===== DATA SHOWN =====
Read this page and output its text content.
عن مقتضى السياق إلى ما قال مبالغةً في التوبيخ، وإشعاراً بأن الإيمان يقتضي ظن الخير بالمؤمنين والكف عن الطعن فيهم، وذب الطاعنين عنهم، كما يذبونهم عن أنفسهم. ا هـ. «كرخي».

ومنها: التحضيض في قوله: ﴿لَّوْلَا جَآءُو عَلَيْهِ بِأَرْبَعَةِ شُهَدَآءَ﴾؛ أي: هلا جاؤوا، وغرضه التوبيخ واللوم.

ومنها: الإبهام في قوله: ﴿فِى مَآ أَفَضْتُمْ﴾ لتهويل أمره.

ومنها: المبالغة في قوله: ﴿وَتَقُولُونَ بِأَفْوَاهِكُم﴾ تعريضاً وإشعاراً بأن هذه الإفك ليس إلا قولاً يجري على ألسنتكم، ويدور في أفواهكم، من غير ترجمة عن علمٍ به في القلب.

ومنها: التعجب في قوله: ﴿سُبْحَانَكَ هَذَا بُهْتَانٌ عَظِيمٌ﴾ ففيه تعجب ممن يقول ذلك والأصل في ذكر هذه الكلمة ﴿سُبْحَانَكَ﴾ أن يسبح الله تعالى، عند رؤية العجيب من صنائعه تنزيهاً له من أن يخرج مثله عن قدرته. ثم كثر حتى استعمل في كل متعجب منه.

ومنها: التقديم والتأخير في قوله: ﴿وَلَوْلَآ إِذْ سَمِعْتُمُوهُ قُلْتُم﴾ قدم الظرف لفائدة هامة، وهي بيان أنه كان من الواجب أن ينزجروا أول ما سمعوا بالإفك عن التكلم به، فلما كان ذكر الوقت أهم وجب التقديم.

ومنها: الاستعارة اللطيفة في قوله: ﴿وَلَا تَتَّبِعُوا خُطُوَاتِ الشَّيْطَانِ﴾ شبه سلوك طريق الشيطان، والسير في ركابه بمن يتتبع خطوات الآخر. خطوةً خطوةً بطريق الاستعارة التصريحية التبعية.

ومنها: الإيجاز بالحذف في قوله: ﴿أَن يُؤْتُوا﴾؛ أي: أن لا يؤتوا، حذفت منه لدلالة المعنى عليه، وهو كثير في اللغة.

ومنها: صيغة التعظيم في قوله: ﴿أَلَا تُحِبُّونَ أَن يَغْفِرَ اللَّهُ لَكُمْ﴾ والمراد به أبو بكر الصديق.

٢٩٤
=====
===== DATA SHOWN =====
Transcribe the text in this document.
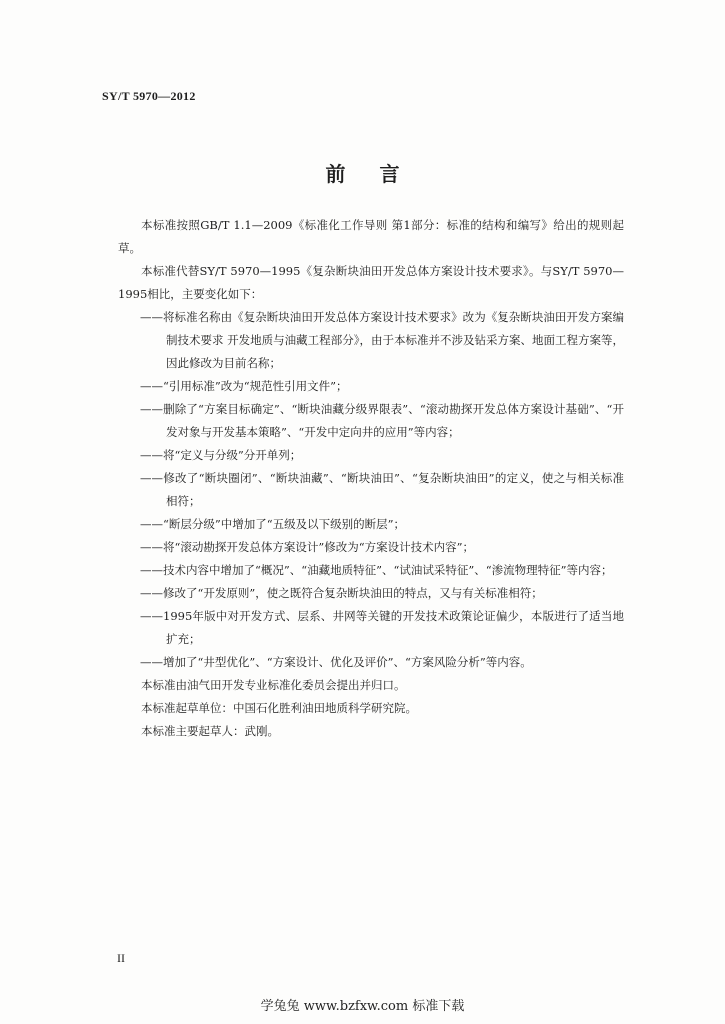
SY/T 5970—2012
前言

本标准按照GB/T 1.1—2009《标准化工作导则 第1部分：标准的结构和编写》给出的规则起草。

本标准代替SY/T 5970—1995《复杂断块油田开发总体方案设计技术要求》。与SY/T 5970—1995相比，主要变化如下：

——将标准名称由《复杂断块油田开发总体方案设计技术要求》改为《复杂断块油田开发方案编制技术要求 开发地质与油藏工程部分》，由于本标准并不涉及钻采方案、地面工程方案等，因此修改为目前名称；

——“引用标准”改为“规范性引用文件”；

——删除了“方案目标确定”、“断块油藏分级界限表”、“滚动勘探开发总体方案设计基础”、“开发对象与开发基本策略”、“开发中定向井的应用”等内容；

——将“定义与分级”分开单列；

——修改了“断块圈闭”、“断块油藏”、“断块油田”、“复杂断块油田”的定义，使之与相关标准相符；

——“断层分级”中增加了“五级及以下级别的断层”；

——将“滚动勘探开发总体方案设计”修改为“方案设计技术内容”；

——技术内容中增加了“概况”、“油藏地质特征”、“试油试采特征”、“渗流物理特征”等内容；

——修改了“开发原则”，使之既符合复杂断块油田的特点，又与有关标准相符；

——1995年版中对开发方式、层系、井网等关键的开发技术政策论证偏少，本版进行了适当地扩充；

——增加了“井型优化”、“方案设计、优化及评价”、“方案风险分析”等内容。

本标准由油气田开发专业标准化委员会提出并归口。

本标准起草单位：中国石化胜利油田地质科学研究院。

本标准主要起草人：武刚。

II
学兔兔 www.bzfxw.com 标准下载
=====
■ TASK TO CARRY OUT ■
Tally the lines that hold the string "this" and state the total, nothing more.

■ TASK ANSWER ■
2